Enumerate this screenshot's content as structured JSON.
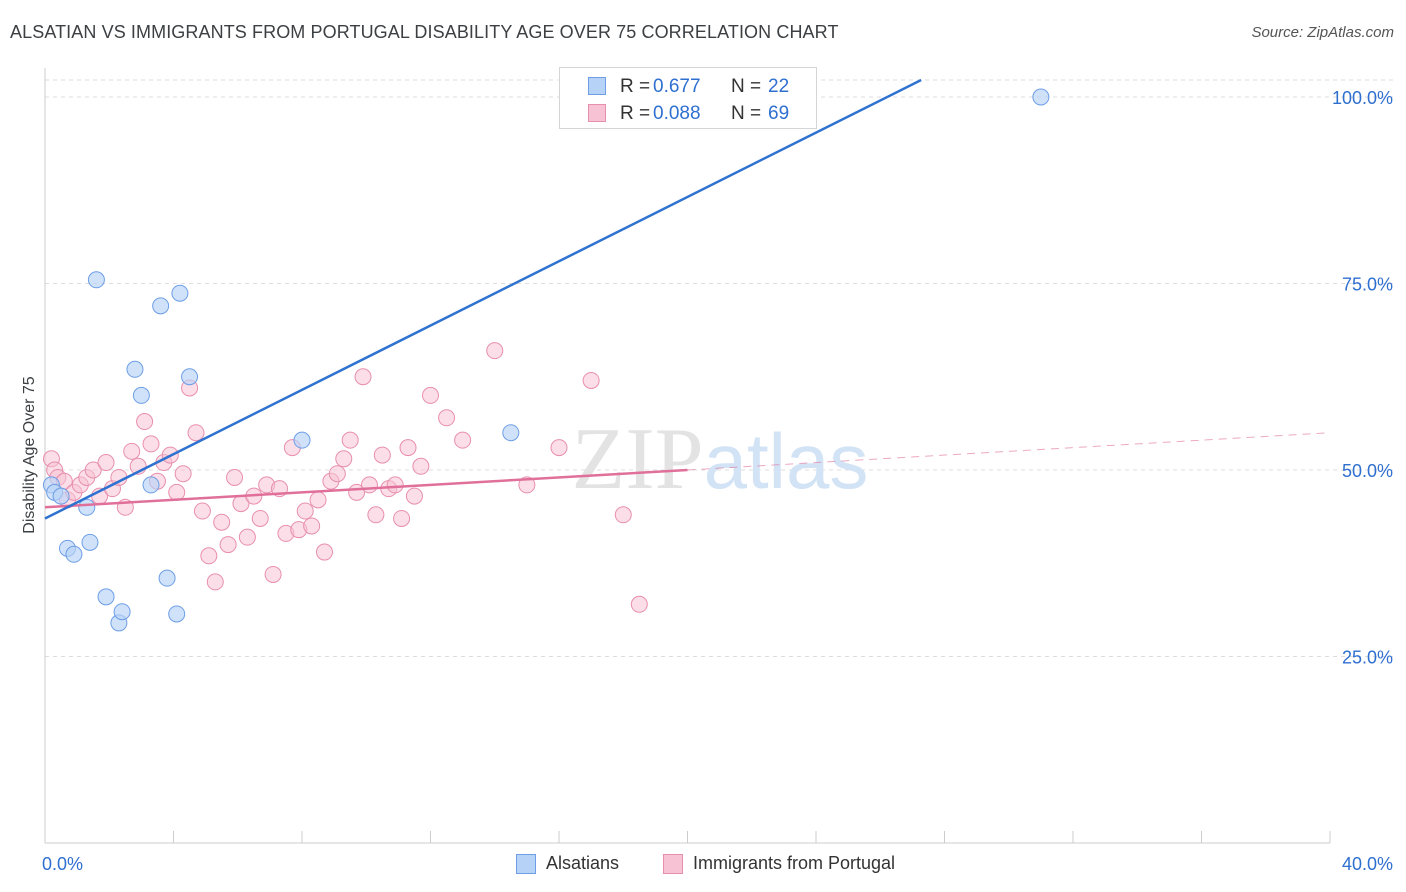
{
  "title": "ALSATIAN VS IMMIGRANTS FROM PORTUGAL DISABILITY AGE OVER 75 CORRELATION CHART",
  "source": "Source: ZipAtlas.com",
  "watermark": {
    "zip": "ZIP",
    "atlas": "atlas"
  },
  "legend_top": [
    {
      "r_label": "R =",
      "r_value": "0.677",
      "n_label": "N =",
      "n_value": "22"
    },
    {
      "r_label": "R =",
      "r_value": "0.088",
      "n_label": "N =",
      "n_value": "69"
    }
  ],
  "legend_bottom": [
    {
      "label": "Alsatians"
    },
    {
      "label": "Immigrants from Portugal"
    }
  ],
  "colors": {
    "blue_fill": "#b7d2f7",
    "blue_stroke": "#6d9ee6",
    "blue_line": "#2f72d0",
    "pink_fill": "#f7c2d4",
    "pink_stroke": "#e88fae",
    "pink_line": "#e0709a",
    "axis_text": "#2f6fd0",
    "grid": "#dddddd"
  },
  "chart_data": {
    "type": "scatter",
    "title": "ALSATIAN VS IMMIGRANTS FROM PORTUGAL DISABILITY AGE OVER 75 CORRELATION CHART",
    "xlabel": "",
    "ylabel": "Disability Age Over 75",
    "xlim": [
      0,
      40
    ],
    "ylim": [
      0,
      100
    ],
    "x_tick_labels": [
      "0.0%",
      "40.0%"
    ],
    "y_ticks": [
      25,
      50,
      75,
      100
    ],
    "y_tick_labels": [
      "25.0%",
      "50.0%",
      "75.0%",
      "100.0%"
    ],
    "grid": true,
    "legend": "bottom",
    "series": [
      {
        "name": "Alsatians",
        "r": 0.677,
        "n": 22,
        "trend": {
          "x": [
            0,
            29
          ],
          "y": [
            43.5,
            106
          ]
        },
        "points": [
          [
            0.2,
            48.0
          ],
          [
            0.3,
            47.0
          ],
          [
            0.5,
            46.5
          ],
          [
            0.7,
            39.5
          ],
          [
            0.9,
            38.7
          ],
          [
            1.3,
            45.0
          ],
          [
            1.4,
            40.3
          ],
          [
            1.6,
            75.5
          ],
          [
            1.9,
            33.0
          ],
          [
            2.3,
            29.5
          ],
          [
            2.4,
            31.0
          ],
          [
            2.8,
            63.5
          ],
          [
            3.0,
            60.0
          ],
          [
            3.3,
            48.0
          ],
          [
            3.6,
            72.0
          ],
          [
            3.8,
            35.5
          ],
          [
            4.1,
            30.7
          ],
          [
            4.2,
            73.7
          ],
          [
            4.5,
            62.5
          ],
          [
            8.0,
            54.0
          ],
          [
            14.5,
            55.0
          ],
          [
            31.0,
            100.0
          ]
        ]
      },
      {
        "name": "Immigrants from Portugal",
        "r": 0.088,
        "n": 69,
        "trend": {
          "x": [
            0,
            20
          ],
          "y": [
            45,
            50
          ]
        },
        "trend_dashed": {
          "x": [
            20,
            40
          ],
          "y": [
            50,
            55
          ]
        },
        "points": [
          [
            0.2,
            51.5
          ],
          [
            0.3,
            50.0
          ],
          [
            0.4,
            49.0
          ],
          [
            0.6,
            48.5
          ],
          [
            0.7,
            46.0
          ],
          [
            0.9,
            47.0
          ],
          [
            1.1,
            48.0
          ],
          [
            1.3,
            49.0
          ],
          [
            1.5,
            50.0
          ],
          [
            1.7,
            46.5
          ],
          [
            1.9,
            51.0
          ],
          [
            2.1,
            47.5
          ],
          [
            2.3,
            49.0
          ],
          [
            2.5,
            45.0
          ],
          [
            2.7,
            52.5
          ],
          [
            2.9,
            50.5
          ],
          [
            3.1,
            56.5
          ],
          [
            3.3,
            53.5
          ],
          [
            3.5,
            48.5
          ],
          [
            3.7,
            51.0
          ],
          [
            3.9,
            52.0
          ],
          [
            4.1,
            47.0
          ],
          [
            4.3,
            49.5
          ],
          [
            4.5,
            61.0
          ],
          [
            4.7,
            55.0
          ],
          [
            4.9,
            44.5
          ],
          [
            5.1,
            38.5
          ],
          [
            5.3,
            35.0
          ],
          [
            5.5,
            43.0
          ],
          [
            5.7,
            40.0
          ],
          [
            5.9,
            49.0
          ],
          [
            6.1,
            45.5
          ],
          [
            6.3,
            41.0
          ],
          [
            6.5,
            46.5
          ],
          [
            6.7,
            43.5
          ],
          [
            6.9,
            48.0
          ],
          [
            7.1,
            36.0
          ],
          [
            7.3,
            47.5
          ],
          [
            7.5,
            41.5
          ],
          [
            7.7,
            53.0
          ],
          [
            7.9,
            42.0
          ],
          [
            8.1,
            44.5
          ],
          [
            8.3,
            42.5
          ],
          [
            8.5,
            46.0
          ],
          [
            8.7,
            39.0
          ],
          [
            8.9,
            48.5
          ],
          [
            9.1,
            49.5
          ],
          [
            9.3,
            51.5
          ],
          [
            9.5,
            54.0
          ],
          [
            9.7,
            47.0
          ],
          [
            9.9,
            62.5
          ],
          [
            10.1,
            48.0
          ],
          [
            10.3,
            44.0
          ],
          [
            10.5,
            52.0
          ],
          [
            10.7,
            47.5
          ],
          [
            10.9,
            48.0
          ],
          [
            11.1,
            43.5
          ],
          [
            11.3,
            53.0
          ],
          [
            11.5,
            46.5
          ],
          [
            11.7,
            50.5
          ],
          [
            12.0,
            60.0
          ],
          [
            12.5,
            57.0
          ],
          [
            13.0,
            54.0
          ],
          [
            14.0,
            66.0
          ],
          [
            15.0,
            48.0
          ],
          [
            16.0,
            53.0
          ],
          [
            17.0,
            62.0
          ],
          [
            18.0,
            44.0
          ],
          [
            18.5,
            32.0
          ]
        ]
      }
    ]
  }
}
----------------------------------------
- _Set problem_:
Copy every line in the listing above where the string "CORRELATION" turns up.

- _Answer for this exercise_:
  "title": "ALSATIAN VS IMMIGRANTS FROM PORTUGAL DISABILITY AGE OVER 75 CORRELATION CHART",
    "title": "ALSATIAN VS IMMIGRANTS FROM PORTUGAL DISABILITY AGE OVER 75 CORRELATION CHART",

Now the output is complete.